━━ Records for the exercise
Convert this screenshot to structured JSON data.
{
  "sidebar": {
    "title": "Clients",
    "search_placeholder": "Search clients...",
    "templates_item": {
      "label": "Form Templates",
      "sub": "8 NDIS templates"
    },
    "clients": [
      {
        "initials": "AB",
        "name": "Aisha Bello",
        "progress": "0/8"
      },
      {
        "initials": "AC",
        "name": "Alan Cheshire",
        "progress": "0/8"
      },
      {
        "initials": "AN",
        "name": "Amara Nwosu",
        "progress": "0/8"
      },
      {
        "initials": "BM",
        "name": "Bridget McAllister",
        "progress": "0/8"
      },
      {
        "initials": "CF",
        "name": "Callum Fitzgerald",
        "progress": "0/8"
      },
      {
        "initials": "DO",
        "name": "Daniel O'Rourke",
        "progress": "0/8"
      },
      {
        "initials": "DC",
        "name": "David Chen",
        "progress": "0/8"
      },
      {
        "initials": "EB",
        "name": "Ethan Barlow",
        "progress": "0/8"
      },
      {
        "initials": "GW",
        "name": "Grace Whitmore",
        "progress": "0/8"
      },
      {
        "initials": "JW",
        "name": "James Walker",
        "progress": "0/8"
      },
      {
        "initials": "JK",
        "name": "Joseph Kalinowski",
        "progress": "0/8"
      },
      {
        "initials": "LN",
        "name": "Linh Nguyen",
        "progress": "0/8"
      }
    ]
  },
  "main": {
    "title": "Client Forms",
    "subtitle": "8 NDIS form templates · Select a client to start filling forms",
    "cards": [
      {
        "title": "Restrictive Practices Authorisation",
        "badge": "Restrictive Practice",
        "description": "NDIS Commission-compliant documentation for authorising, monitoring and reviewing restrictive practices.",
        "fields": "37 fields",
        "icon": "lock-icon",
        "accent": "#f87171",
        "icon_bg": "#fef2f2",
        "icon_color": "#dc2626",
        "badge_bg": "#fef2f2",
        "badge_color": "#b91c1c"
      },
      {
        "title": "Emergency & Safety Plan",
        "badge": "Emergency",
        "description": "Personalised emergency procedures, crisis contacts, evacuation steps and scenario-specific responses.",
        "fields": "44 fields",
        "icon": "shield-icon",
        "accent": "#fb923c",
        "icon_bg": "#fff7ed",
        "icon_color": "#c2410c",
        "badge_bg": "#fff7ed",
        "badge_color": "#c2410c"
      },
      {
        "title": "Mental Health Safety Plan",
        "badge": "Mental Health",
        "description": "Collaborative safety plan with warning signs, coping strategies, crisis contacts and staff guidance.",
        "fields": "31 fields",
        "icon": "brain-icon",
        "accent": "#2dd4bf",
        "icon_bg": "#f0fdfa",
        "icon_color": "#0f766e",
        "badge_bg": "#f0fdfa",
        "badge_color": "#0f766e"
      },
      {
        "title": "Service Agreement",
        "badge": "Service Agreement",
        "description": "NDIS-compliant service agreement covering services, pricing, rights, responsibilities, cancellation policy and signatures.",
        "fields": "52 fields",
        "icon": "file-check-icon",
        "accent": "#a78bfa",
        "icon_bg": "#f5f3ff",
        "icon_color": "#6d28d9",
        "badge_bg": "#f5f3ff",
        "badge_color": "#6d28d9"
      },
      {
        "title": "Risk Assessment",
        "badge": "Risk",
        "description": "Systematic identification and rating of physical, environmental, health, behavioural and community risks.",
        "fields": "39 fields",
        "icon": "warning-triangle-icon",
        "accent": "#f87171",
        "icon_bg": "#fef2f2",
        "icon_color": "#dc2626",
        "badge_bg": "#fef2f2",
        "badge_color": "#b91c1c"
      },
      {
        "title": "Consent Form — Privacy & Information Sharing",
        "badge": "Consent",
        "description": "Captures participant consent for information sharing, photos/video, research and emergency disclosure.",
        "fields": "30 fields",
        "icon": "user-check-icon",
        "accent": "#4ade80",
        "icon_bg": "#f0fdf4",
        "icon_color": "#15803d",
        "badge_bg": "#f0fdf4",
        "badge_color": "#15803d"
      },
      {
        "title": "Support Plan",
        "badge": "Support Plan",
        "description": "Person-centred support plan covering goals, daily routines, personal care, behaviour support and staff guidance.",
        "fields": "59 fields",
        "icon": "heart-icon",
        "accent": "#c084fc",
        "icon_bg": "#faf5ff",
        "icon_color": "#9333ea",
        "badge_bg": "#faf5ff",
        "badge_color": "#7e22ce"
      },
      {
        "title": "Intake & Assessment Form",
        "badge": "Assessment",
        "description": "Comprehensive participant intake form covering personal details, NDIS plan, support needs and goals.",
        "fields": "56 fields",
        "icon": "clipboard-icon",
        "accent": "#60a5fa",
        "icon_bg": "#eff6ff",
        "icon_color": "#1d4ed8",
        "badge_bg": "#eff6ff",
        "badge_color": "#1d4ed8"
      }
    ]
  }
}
━━━━
Retype the material above, line by line, exactly.

Convert this screenshot to structured JSON data.
{
  "sidebar": {
    "title": "Clients",
    "search_placeholder": "Search clients...",
    "templates_item": {
      "label": "Form Templates",
      "sub": "8 NDIS templates"
    },
    "clients": [
      {
        "initials": "AB",
        "name": "Aisha Bello",
        "progress": "0/8"
      },
      {
        "initials": "AC",
        "name": "Alan Cheshire",
        "progress": "0/8"
      },
      {
        "initials": "AN",
        "name": "Amara Nwosu",
        "progress": "0/8"
      },
      {
        "initials": "BM",
        "name": "Bridget McAllister",
        "progress": "0/8"
      },
      {
        "initials": "CF",
        "name": "Callum Fitzgerald",
        "progress": "0/8"
      },
      {
        "initials": "DO",
        "name": "Daniel O'Rourke",
        "progress": "0/8"
      },
      {
        "initials": "DC",
        "name": "David Chen",
        "progress": "0/8"
      },
      {
        "initials": "EB",
        "name": "Ethan Barlow",
        "progress": "0/8"
      },
      {
        "initials": "GW",
        "name": "Grace Whitmore",
        "progress": "0/8"
      },
      {
        "initials": "JW",
        "name": "James Walker",
        "progress": "0/8"
      },
      {
        "initials": "JK",
        "name": "Joseph Kalinowski",
        "progress": "0/8"
      },
      {
        "initials": "LN",
        "name": "Linh Nguyen",
        "progress": "0/8"
      }
    ]
  },
  "main": {
    "title": "Client Forms",
    "subtitle": "8 NDIS form templates · Select a client to start filling forms",
    "cards": [
      {
        "title": "Restrictive Practices Authorisation",
        "badge": "Restrictive Practice",
        "description": "NDIS Commission-compliant documentation for authorising, monitoring and reviewing restrictive practices.",
        "fields": "37 fields",
        "icon": "lock-icon",
        "accent": "#f87171",
        "icon_bg": "#fef2f2",
        "icon_color": "#dc2626",
        "badge_bg": "#fef2f2",
        "badge_color": "#b91c1c"
      },
      {
        "title": "Emergency & Safety Plan",
        "badge": "Emergency",
        "description": "Personalised emergency procedures, crisis contacts, evacuation steps and scenario-specific responses.",
        "fields": "44 fields",
        "icon": "shield-icon",
        "accent": "#fb923c",
        "icon_bg": "#fff7ed",
        "icon_color": "#c2410c",
        "badge_bg": "#fff7ed",
        "badge_color": "#c2410c"
      },
      {
        "title": "Mental Health Safety Plan",
        "badge": "Mental Health",
        "description": "Collaborative safety plan with warning signs, coping strategies, crisis contacts and staff guidance.",
        "fields": "31 fields",
        "icon": "brain-icon",
        "accent": "#2dd4bf",
        "icon_bg": "#f0fdfa",
        "icon_color": "#0f766e",
        "badge_bg": "#f0fdfa",
        "badge_color": "#0f766e"
      },
      {
        "title": "Service Agreement",
        "badge": "Service Agreement",
        "description": "NDIS-compliant service agreement covering services, pricing, rights, responsibilities, cancellation policy and signatures.",
        "fields": "52 fields",
        "icon": "file-check-icon",
        "accent": "#a78bfa",
        "icon_bg": "#f5f3ff",
        "icon_color": "#6d28d9",
        "badge_bg": "#f5f3ff",
        "badge_color": "#6d28d9"
      },
      {
        "title": "Risk Assessment",
        "badge": "Risk",
        "description": "Systematic identification and rating of physical, environmental, health, behavioural and community risks.",
        "fields": "39 fields",
        "icon": "warning-triangle-icon",
        "accent": "#f87171",
        "icon_bg": "#fef2f2",
        "icon_color": "#dc2626",
        "badge_bg": "#fef2f2",
        "badge_color": "#b91c1c"
      },
      {
        "title": "Consent Form — Privacy & Information Sharing",
        "badge": "Consent",
        "description": "Captures participant consent for information sharing, photos/video, research and emergency disclosure.",
        "fields": "30 fields",
        "icon": "user-check-icon",
        "accent": "#4ade80",
        "icon_bg": "#f0fdf4",
        "icon_color": "#15803d",
        "badge_bg": "#f0fdf4",
        "badge_color": "#15803d"
      },
      {
        "title": "Support Plan",
        "badge": "Support Plan",
        "description": "Person-centred support plan covering goals, daily routines, personal care, behaviour support and staff guidance.",
        "fields": "59 fields",
        "icon": "heart-icon",
        "accent": "#c084fc",
        "icon_bg": "#faf5ff",
        "icon_color": "#9333ea",
        "badge_bg": "#faf5ff",
        "badge_color": "#7e22ce"
      },
      {
        "title": "Intake & Assessment Form",
        "badge": "Assessment",
        "description": "Comprehensive participant intake form covering personal details, NDIS plan, support needs and goals.",
        "fields": "56 fields",
        "icon": "clipboard-icon",
        "accent": "#60a5fa",
        "icon_bg": "#eff6ff",
        "icon_color": "#1d4ed8",
        "badge_bg": "#eff6ff",
        "badge_color": "#1d4ed8"
      }
    ]
  }
}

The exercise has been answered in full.